* What you have to do *
Every entry must be duplicated precisely as written.

* Begin *

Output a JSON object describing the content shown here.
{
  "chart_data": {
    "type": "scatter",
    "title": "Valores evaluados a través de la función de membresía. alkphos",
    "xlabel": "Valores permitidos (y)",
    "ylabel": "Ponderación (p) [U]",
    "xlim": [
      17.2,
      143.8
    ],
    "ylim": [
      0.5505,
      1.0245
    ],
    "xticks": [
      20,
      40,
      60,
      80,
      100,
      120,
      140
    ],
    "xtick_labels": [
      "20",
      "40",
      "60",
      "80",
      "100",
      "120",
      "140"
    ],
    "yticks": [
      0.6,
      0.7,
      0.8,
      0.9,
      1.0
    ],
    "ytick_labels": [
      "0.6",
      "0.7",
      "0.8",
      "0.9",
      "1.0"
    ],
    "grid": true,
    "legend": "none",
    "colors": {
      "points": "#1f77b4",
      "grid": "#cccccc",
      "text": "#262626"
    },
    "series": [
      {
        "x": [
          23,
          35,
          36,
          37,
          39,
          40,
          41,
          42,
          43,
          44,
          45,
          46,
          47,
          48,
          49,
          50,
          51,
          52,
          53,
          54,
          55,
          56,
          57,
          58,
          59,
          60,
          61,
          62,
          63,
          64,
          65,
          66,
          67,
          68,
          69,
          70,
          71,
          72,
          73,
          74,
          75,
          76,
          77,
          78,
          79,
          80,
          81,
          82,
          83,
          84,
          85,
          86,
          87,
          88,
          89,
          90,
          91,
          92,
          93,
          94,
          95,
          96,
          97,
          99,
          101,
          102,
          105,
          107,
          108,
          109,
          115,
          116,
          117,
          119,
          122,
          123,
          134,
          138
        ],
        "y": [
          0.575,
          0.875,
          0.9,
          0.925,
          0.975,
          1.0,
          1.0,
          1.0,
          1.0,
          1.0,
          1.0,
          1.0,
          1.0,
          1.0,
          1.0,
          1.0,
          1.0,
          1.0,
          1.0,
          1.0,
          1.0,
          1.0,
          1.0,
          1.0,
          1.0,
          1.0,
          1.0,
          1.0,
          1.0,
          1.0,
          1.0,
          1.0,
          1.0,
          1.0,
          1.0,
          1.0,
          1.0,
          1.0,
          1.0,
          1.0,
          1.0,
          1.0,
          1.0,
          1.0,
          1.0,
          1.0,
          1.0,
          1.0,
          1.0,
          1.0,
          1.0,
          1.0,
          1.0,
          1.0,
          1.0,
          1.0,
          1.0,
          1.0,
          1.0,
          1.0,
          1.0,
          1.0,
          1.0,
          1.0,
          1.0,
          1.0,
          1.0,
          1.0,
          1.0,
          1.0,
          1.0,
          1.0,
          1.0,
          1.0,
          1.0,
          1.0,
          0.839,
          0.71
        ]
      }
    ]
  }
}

* End *

* Task result *
Output a JSON object describing the content shown here.
{
  "chart_data": {
    "type": "scatter",
    "title": "Valores evaluados a través de la función de membresía. alkphos",
    "xlabel": "Valores permitidos (y)",
    "ylabel": "Ponderación (p) [U]",
    "xlim": [
      17.2,
      143.8
    ],
    "ylim": [
      0.5505,
      1.0245
    ],
    "xticks": [
      20,
      40,
      60,
      80,
      100,
      120,
      140
    ],
    "xtick_labels": [
      "20",
      "40",
      "60",
      "80",
      "100",
      "120",
      "140"
    ],
    "yticks": [
      0.6,
      0.7,
      0.8,
      0.9,
      1.0
    ],
    "ytick_labels": [
      "0.6",
      "0.7",
      "0.8",
      "0.9",
      "1.0"
    ],
    "grid": true,
    "legend": "none",
    "colors": {
      "points": "#1f77b4",
      "grid": "#cccccc",
      "text": "#262626"
    },
    "series": [
      {
        "x": [
          23,
          35,
          36,
          37,
          39,
          40,
          41,
          42,
          43,
          44,
          45,
          46,
          47,
          48,
          49,
          50,
          51,
          52,
          53,
          54,
          55,
          56,
          57,
          58,
          59,
          60,
          61,
          62,
          63,
          64,
          65,
          66,
          67,
          68,
          69,
          70,
          71,
          72,
          73,
          74,
          75,
          76,
          77,
          78,
          79,
          80,
          81,
          82,
          83,
          84,
          85,
          86,
          87,
          88,
          89,
          90,
          91,
          92,
          93,
          94,
          95,
          96,
          97,
          99,
          101,
          102,
          105,
          107,
          108,
          109,
          115,
          116,
          117,
          119,
          122,
          123,
          134,
          138
        ],
        "y": [
          0.575,
          0.875,
          0.9,
          0.925,
          0.975,
          1.0,
          1.0,
          1.0,
          1.0,
          1.0,
          1.0,
          1.0,
          1.0,
          1.0,
          1.0,
          1.0,
          1.0,
          1.0,
          1.0,
          1.0,
          1.0,
          1.0,
          1.0,
          1.0,
          1.0,
          1.0,
          1.0,
          1.0,
          1.0,
          1.0,
          1.0,
          1.0,
          1.0,
          1.0,
          1.0,
          1.0,
          1.0,
          1.0,
          1.0,
          1.0,
          1.0,
          1.0,
          1.0,
          1.0,
          1.0,
          1.0,
          1.0,
          1.0,
          1.0,
          1.0,
          1.0,
          1.0,
          1.0,
          1.0,
          1.0,
          1.0,
          1.0,
          1.0,
          1.0,
          1.0,
          1.0,
          1.0,
          1.0,
          1.0,
          1.0,
          1.0,
          1.0,
          1.0,
          1.0,
          1.0,
          1.0,
          1.0,
          1.0,
          1.0,
          1.0,
          1.0,
          0.839,
          0.71
        ]
      }
    ]
  }
}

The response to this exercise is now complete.